Dataset rows:
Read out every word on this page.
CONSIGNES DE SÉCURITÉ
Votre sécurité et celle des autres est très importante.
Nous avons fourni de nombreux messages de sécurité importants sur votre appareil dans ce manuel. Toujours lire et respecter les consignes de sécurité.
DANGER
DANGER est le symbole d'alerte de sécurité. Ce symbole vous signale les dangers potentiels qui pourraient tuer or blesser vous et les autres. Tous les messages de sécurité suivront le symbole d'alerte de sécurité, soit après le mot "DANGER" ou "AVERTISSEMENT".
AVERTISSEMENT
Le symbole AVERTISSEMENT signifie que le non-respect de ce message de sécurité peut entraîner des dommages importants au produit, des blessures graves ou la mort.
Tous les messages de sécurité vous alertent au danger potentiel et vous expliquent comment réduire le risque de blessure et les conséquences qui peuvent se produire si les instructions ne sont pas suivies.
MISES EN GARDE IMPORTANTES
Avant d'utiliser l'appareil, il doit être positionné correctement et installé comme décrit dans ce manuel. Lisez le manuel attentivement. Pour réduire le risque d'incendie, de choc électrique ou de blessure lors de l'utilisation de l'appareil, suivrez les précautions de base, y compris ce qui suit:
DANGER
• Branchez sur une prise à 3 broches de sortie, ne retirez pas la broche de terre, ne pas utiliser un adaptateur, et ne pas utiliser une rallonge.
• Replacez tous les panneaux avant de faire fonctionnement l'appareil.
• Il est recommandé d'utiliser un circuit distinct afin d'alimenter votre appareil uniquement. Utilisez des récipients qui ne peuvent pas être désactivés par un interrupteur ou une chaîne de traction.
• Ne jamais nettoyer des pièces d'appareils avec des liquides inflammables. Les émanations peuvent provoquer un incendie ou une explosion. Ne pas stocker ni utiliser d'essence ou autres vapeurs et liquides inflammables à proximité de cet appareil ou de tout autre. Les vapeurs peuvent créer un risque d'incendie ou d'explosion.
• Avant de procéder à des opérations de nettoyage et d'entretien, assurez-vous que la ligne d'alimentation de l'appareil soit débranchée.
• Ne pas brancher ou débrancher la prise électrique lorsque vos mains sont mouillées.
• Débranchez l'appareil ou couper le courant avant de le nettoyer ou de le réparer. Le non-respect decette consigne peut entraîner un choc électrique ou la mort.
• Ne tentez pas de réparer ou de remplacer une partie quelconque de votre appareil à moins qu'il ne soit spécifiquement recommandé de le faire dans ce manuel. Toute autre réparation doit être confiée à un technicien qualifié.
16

* **The problem**: Quote the entire listing above exactly.

* **In response**:
Read out every word on this page.
CONSIGNES DE SÉCURITÉ
Votre sécurité et celle des autres est très importante.
Nous avons fourni de nombreux messages de sécurité importants sur votre appareil dans ce manuel. Toujours lire et respecter les consignes de sécurité.
DANGER
DANGER est le symbole d'alerte de sécurité. Ce symbole vous signale les dangers potentiels qui pourraient tuer or blesser vous et les autres. Tous les messages de sécurité suivront le symbole d'alerte de sécurité, soit après le mot "DANGER" ou "AVERTISSEMENT".
AVERTISSEMENT
Le symbole AVERTISSEMENT signifie que le non-respect de ce message de sécurité peut entraîner des dommages importants au produit, des blessures graves ou la mort.
Tous les messages de sécurité vous alertent au danger potentiel et vous expliquent comment réduire le risque de blessure et les conséquences qui peuvent se produire si les instructions ne sont pas suivies.
MISES EN GARDE IMPORTANTES
Avant d'utiliser l'appareil, il doit être positionné correctement et installé comme décrit dans ce manuel. Lisez le manuel attentivement. Pour réduire le risque d'incendie, de choc électrique ou de blessure lors de l'utilisation de l'appareil, suivrez les précautions de base, y compris ce qui suit:
DANGER
• Branchez sur une prise à 3 broches de sortie, ne retirez pas la broche de terre, ne pas utiliser un adaptateur, et ne pas utiliser une rallonge.
• Replacez tous les panneaux avant de faire fonctionnement l'appareil.
• Il est recommandé d'utiliser un circuit distinct afin d'alimenter votre appareil uniquement. Utilisez des récipients qui ne peuvent pas être désactivés par un interrupteur ou une chaîne de traction.
• Ne jamais nettoyer des pièces d'appareils avec des liquides inflammables. Les émanations peuvent provoquer un incendie ou une explosion. Ne pas stocker ni utiliser d'essence ou autres vapeurs et liquides inflammables à proximité de cet appareil ou de tout autre. Les vapeurs peuvent créer un risque d'incendie ou d'explosion.
• Avant de procéder à des opérations de nettoyage et d'entretien, assurez-vous que la ligne d'alimentation de l'appareil soit débranchée.
• Ne pas brancher ou débrancher la prise électrique lorsque vos mains sont mouillées.
• Débranchez l'appareil ou couper le courant avant de le nettoyer ou de le réparer. Le non-respect decette consigne peut entraîner un choc électrique ou la mort.
• Ne tentez pas de réparer ou de remplacer une partie quelconque de votre appareil à moins qu'il ne soit spécifiquement recommandé de le faire dans ce manuel. Toute autre réparation doit être confiée à un technicien qualifié.
16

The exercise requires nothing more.